What you need to do
Transcribe the records that follow, preserving every word.

Extracted data
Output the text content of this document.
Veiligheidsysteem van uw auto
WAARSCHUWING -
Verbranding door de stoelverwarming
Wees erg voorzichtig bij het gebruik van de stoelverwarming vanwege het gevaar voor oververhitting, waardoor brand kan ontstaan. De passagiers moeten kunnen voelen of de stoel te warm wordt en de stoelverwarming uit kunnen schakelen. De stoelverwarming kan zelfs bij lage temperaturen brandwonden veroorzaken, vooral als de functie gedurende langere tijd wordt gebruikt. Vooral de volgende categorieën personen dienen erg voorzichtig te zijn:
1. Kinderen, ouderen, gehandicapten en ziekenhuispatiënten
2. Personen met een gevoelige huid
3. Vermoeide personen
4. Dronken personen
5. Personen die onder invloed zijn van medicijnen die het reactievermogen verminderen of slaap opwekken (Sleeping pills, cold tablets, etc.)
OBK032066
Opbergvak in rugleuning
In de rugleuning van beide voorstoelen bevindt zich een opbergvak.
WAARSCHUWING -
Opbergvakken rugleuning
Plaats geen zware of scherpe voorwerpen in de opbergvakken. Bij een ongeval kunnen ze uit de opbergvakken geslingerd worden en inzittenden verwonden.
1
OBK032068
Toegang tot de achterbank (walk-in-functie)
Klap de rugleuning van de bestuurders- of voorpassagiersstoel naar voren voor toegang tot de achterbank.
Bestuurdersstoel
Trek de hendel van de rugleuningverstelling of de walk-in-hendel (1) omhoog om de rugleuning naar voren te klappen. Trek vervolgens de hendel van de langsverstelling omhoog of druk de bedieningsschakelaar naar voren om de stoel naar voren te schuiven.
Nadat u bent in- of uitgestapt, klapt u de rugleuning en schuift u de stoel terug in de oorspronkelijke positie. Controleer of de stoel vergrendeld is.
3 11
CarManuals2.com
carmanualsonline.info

The result
Output the text content of this document.
Veiligheidsysteem van uw auto
WAARSCHUWING -
Verbranding door de stoelverwarming
Wees erg voorzichtig bij het gebruik van de stoelverwarming vanwege het gevaar voor oververhitting, waardoor brand kan ontstaan. De passagiers moeten kunnen voelen of de stoel te warm wordt en de stoelverwarming uit kunnen schakelen. De stoelverwarming kan zelfs bij lage temperaturen brandwonden veroorzaken, vooral als de functie gedurende langere tijd wordt gebruikt. Vooral de volgende categorieën personen dienen erg voorzichtig te zijn:
1. Kinderen, ouderen, gehandicapten en ziekenhuispatiënten
2. Personen met een gevoelige huid
3. Vermoeide personen
4. Dronken personen
5. Personen die onder invloed zijn van medicijnen die het reactievermogen verminderen of slaap opwekken (Sleeping pills, cold tablets, etc.)
OBK032066
Opbergvak in rugleuning
In de rugleuning van beide voorstoelen bevindt zich een opbergvak.
WAARSCHUWING -
Opbergvakken rugleuning
Plaats geen zware of scherpe voorwerpen in de opbergvakken. Bij een ongeval kunnen ze uit de opbergvakken geslingerd worden en inzittenden verwonden.
1
OBK032068
Toegang tot de achterbank (walk-in-functie)
Klap de rugleuning van de bestuurders- of voorpassagiersstoel naar voren voor toegang tot de achterbank.
Bestuurdersstoel
Trek de hendel van de rugleuningverstelling of de walk-in-hendel (1) omhoog om de rugleuning naar voren te klappen. Trek vervolgens de hendel van de langsverstelling omhoog of druk de bedieningsschakelaar naar voren om de stoel naar voren te schuiven.
Nadat u bent in- of uitgestapt, klapt u de rugleuning en schuift u de stoel terug in de oorspronkelijke positie. Controleer of de stoel vergrendeld is.
3 11
CarManuals2.com
carmanualsonline.info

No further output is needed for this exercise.